[Rows from a figure dataset]
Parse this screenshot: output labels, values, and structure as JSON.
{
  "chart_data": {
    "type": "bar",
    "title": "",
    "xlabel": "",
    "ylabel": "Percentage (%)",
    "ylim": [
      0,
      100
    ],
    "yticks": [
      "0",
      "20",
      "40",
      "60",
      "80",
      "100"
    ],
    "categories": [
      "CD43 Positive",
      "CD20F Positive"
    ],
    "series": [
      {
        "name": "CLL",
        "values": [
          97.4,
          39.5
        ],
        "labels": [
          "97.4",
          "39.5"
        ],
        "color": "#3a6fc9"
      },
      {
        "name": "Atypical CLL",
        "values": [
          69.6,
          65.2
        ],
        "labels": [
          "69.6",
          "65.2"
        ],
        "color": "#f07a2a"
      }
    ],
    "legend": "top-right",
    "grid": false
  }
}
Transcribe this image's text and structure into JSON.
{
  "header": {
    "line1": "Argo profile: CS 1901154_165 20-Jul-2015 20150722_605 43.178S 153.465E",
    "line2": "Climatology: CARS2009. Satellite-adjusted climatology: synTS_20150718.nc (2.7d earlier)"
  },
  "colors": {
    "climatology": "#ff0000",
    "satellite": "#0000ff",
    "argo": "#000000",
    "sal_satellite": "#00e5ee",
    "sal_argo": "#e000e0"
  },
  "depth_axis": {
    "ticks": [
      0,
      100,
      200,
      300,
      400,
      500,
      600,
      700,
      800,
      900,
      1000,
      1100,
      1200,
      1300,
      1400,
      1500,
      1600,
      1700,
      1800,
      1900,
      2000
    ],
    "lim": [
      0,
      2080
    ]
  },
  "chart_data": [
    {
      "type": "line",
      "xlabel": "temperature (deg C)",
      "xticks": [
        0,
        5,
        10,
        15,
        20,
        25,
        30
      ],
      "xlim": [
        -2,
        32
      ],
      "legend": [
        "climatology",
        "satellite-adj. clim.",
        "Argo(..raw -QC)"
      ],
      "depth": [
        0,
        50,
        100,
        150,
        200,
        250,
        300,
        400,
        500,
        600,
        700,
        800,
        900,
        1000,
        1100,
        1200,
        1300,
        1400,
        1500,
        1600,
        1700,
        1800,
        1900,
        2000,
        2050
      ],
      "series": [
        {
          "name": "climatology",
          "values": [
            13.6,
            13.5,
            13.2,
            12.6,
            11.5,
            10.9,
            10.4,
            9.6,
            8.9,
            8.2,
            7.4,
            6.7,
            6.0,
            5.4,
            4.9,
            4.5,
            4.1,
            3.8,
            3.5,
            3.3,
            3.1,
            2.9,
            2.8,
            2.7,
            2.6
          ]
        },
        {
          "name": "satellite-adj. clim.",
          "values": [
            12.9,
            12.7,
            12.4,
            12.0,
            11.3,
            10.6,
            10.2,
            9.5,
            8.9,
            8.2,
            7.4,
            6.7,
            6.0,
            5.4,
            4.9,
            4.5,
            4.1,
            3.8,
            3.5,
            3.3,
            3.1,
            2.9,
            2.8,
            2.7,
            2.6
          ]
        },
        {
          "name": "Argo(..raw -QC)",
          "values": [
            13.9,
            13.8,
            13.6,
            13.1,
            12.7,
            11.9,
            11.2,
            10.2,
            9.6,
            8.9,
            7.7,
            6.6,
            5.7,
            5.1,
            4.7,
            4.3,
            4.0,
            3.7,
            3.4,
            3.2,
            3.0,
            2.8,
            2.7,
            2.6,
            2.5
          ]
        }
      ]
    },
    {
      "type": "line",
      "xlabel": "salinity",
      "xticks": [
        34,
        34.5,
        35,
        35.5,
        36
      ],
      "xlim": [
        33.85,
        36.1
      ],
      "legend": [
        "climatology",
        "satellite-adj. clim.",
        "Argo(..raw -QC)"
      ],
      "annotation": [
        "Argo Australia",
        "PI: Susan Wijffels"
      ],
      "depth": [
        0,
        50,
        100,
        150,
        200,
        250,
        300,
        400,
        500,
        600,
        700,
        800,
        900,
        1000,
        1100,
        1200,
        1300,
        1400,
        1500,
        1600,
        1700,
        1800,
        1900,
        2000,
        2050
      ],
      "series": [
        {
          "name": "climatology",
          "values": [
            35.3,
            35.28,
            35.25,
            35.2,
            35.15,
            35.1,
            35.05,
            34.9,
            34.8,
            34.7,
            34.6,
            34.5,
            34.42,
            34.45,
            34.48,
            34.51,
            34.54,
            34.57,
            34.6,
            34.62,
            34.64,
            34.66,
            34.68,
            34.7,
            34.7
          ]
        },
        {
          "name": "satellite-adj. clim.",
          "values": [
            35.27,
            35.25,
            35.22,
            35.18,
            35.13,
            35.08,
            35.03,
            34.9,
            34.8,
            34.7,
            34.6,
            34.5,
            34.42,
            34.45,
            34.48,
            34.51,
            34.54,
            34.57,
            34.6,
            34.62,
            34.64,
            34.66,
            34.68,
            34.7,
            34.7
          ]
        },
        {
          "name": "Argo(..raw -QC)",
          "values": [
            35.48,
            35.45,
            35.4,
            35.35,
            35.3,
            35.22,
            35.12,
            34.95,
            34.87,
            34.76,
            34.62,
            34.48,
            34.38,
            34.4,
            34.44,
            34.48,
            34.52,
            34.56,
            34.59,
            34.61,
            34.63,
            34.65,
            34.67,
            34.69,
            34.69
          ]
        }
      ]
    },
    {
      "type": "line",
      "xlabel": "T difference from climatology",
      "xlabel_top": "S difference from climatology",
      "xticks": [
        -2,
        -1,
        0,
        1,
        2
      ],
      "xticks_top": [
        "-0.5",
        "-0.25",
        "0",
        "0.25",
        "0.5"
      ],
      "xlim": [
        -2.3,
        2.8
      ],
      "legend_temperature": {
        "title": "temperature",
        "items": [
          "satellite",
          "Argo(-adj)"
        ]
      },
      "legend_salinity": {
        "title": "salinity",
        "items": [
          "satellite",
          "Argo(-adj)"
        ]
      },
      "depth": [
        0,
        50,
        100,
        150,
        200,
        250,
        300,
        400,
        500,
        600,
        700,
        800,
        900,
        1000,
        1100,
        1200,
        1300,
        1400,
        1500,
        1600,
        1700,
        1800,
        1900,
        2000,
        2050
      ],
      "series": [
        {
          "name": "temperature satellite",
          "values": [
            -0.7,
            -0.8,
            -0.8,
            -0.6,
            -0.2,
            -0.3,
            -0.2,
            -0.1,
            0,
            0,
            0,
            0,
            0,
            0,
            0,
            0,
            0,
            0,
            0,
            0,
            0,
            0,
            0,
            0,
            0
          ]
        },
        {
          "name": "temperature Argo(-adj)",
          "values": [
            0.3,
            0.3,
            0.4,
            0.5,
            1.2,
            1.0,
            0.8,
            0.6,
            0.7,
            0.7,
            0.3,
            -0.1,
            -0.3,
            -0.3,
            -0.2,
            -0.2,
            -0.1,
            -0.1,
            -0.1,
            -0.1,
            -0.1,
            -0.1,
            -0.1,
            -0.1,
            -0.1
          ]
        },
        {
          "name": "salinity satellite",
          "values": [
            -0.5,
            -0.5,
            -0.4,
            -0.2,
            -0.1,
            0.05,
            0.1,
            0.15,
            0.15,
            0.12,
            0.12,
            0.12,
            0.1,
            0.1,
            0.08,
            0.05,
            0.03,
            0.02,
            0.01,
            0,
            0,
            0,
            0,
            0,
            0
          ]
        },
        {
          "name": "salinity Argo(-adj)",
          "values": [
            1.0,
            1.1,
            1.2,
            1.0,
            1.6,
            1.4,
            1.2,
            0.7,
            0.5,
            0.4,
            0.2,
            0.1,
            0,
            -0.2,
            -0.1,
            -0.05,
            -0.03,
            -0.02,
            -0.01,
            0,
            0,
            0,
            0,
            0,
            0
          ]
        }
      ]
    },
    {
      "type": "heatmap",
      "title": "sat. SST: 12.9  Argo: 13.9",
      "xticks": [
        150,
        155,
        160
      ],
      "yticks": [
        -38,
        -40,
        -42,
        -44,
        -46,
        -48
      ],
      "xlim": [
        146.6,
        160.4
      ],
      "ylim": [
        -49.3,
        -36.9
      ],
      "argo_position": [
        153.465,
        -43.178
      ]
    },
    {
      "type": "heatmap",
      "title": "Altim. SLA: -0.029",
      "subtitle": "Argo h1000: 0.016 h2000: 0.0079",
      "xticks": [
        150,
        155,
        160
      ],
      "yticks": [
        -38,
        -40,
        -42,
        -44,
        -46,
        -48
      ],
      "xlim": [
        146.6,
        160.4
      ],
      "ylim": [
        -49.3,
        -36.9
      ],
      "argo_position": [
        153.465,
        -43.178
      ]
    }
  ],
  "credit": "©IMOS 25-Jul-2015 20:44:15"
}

**Exercise directions**. Search the data for the string "JSON" and copy each line where it appears.

**Answer**.
Parse this screenshot: output labels, values, and structure as JSON.
Transcribe this image's text and structure into JSON.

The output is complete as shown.